*Consigne a*.
Renvoie mot pour mot le passage de l'article sur Max Goldstein qui commence par « Max Goldstein est » et va jusqu'à « depuis c'est l'angoisse. ».

*Extrait du document*.
===============

C'est l'histoire d'un gamin de douze ans comme il y en a des millions sur la planète. Un kid qui vit avec son temps, qui n'a pas de problèmes familiaux, a des amis et qui entre deux journées à l'école se détend devant ses jeux vidéos. Rien de bien extraordinaire. Sauf que la semaine dernière, ce dernier a vécu un événement qui a totalement bouleversé sa vie, allant même jusqu'à lui faire changer ses habitudes qu'il pensait jusque là si anodines.
Max Goldstein est un enfant comme les autres, sauf que lui a vécu le terrible drame de Newtown de l'intérieur. Un massacre pendant lequel il perdait des amis mais aussi certainement une certaine idée de la quiétude qu'est sensée véhiculer un lieu dans lequel l'enseignement et l'ordre façonnent la vie des écoliers. Le chaos est entré, ce jour de décembre, par effraction dans l'établissement et avait une arme automatique à la main, depuis c'est l'angoisse.
Le jeune Max Goldstein, 12 ans
Aux États-Unis, les parents arment désormais leurs enfants pour aller en cours pour prévenir les risques. Comme pour exorciser la peur, on combat le feu par le feu, avec les mêmes armes que le pompier pyromane aux environs de Salt Lake City. La déliquescence de ce climat anxiogène a atteint hier de nouvelles strates lorsque l'on apprenait qu'une élève de 16 ans prévoyait de faire exploser son collège dans la banlieue de Phoenix. La société américaine va mal, les symptômes sont visibles depuis des années et à chaque nouveau coup d'éclat, le banal côtoie le macabre . Comme pour ces obèses qu'on incite toujours à manger plus, une partie du peuple américain vit au rythme de l'idéalisation des préceptes qui les dirigent, les causes ne sont jamais que des accidents qui jalonnent l'expérience souveraine du rêve américain.

===============

*Consigne b*.
Recopie à l'identique les lignes des enregistrements, du tout début jusqu'à la ligne qui contient « 282, 134, 301] », celle-ci comprise.

===============

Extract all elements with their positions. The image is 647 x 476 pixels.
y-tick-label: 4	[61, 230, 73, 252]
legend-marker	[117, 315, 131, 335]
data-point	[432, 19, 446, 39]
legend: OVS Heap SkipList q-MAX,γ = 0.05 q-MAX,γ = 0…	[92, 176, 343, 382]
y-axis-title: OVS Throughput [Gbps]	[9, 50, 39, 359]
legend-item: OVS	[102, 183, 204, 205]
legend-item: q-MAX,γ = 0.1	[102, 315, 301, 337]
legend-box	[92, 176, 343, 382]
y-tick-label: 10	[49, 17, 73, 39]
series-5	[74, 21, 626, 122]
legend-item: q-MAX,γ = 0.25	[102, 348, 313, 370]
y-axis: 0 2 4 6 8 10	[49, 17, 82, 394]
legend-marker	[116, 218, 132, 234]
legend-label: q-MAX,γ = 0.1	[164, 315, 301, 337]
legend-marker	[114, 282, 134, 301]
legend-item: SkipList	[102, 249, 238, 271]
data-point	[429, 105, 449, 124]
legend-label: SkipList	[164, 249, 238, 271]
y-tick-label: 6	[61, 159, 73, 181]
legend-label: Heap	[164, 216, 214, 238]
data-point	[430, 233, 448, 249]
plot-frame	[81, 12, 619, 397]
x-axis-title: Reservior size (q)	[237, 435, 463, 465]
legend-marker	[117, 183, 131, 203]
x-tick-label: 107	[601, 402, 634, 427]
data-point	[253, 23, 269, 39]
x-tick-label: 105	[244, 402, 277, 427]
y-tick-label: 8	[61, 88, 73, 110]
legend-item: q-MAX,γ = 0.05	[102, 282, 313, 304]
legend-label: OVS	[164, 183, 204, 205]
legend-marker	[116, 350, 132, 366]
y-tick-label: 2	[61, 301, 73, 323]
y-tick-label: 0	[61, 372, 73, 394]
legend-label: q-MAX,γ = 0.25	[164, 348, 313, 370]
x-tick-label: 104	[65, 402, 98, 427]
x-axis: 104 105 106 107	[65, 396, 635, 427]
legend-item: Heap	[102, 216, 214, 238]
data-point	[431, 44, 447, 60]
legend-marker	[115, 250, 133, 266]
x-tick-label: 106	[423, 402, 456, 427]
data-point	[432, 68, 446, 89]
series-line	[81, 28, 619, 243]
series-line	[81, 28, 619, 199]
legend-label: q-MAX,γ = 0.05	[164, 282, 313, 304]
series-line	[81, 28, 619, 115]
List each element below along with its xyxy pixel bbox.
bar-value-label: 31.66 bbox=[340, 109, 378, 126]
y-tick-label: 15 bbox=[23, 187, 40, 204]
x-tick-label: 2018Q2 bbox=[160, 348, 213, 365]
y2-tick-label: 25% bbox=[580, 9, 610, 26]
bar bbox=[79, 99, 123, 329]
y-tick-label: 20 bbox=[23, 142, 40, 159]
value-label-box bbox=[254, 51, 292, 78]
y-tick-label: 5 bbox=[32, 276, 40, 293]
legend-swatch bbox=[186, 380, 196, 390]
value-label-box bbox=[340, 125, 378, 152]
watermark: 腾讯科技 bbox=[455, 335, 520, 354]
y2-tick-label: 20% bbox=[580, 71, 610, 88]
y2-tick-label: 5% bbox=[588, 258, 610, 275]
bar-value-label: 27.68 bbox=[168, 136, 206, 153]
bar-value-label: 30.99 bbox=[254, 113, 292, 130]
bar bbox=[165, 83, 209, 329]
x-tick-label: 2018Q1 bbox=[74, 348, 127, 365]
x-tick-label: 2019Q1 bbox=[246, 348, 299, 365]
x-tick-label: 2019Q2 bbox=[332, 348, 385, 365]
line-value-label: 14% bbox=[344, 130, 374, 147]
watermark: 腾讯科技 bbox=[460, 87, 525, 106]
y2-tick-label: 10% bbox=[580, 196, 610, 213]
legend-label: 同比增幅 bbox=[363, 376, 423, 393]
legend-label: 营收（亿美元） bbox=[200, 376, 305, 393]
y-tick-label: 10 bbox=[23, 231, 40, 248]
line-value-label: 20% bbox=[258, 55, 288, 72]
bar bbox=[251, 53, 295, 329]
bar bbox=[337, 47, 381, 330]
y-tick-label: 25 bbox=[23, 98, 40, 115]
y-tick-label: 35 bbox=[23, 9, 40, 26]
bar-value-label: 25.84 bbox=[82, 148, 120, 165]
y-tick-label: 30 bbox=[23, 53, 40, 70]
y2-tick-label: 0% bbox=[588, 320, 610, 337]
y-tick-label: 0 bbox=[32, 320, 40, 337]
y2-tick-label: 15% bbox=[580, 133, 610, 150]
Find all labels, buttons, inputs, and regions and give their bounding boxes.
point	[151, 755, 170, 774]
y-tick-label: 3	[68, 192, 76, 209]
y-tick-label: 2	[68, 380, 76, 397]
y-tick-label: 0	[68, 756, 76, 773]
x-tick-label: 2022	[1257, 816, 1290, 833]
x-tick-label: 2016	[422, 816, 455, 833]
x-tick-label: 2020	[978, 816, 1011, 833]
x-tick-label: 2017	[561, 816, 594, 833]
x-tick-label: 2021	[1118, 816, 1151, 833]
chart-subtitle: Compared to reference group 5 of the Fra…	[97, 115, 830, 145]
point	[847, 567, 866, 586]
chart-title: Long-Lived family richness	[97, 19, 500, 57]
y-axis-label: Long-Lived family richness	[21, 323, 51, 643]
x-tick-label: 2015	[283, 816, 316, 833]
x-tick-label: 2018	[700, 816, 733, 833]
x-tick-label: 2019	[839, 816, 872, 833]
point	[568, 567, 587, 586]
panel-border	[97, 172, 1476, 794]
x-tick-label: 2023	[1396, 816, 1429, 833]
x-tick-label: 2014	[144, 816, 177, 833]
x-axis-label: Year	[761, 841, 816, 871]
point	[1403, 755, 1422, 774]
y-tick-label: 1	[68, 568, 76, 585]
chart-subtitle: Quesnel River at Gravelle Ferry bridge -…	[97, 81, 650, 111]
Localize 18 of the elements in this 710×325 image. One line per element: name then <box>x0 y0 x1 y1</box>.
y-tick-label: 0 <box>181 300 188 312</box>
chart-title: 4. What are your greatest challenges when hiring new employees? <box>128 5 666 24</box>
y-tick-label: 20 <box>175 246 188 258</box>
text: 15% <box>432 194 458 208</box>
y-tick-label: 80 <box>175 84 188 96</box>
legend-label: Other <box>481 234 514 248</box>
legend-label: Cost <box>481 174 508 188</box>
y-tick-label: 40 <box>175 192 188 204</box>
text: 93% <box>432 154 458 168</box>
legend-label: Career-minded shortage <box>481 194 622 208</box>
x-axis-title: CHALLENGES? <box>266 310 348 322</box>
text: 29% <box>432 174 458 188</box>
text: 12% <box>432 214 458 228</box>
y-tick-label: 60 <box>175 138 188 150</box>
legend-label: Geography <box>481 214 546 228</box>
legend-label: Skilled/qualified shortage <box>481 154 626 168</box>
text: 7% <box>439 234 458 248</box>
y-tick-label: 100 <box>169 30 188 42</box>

===============

*Résultat attendu a*.
Max Goldstein est un enfant comme les autres, sauf que lui a vécu le terrible drame de Newtown de l'intérieur. Un massacre pendant lequel il perdait des amis mais aussi certainement une certaine idée de la quiétude qu'est sensée véhiculer un lieu dans lequel l'enseignement et l'ordre façonnent la vie des écoliers. Le chaos est entré, ce jour de décembre, par effraction dans l'établissement et avait une arme automatique à la main, depuis c'est l'angoisse.

*Résultat attendu b*.
Extract all elements with their positions. The image is 647 x 476 pixels.
y-tick-label: 4	[61, 230, 73, 252]
legend-marker	[117, 315, 131, 335]
data-point	[432, 19, 446, 39]
legend: OVS Heap SkipList q-MAX,γ = 0.05 q-MAX,γ = 0…	[92, 176, 343, 382]
y-axis-title: OVS Throughput [Gbps]	[9, 50, 39, 359]
legend-item: OVS	[102, 183, 204, 205]
legend-item: q-MAX,γ = 0.1	[102, 315, 301, 337]
legend-box	[92, 176, 343, 382]
y-tick-label: 10	[49, 17, 73, 39]
series-5	[74, 21, 626, 122]
legend-item: q-MAX,γ = 0.25	[102, 348, 313, 370]
y-axis: 0 2 4 6 8 10	[49, 17, 82, 394]
legend-marker	[116, 218, 132, 234]
legend-label: q-MAX,γ = 0.1	[164, 315, 301, 337]
legend-marker	[114, 282, 134, 301]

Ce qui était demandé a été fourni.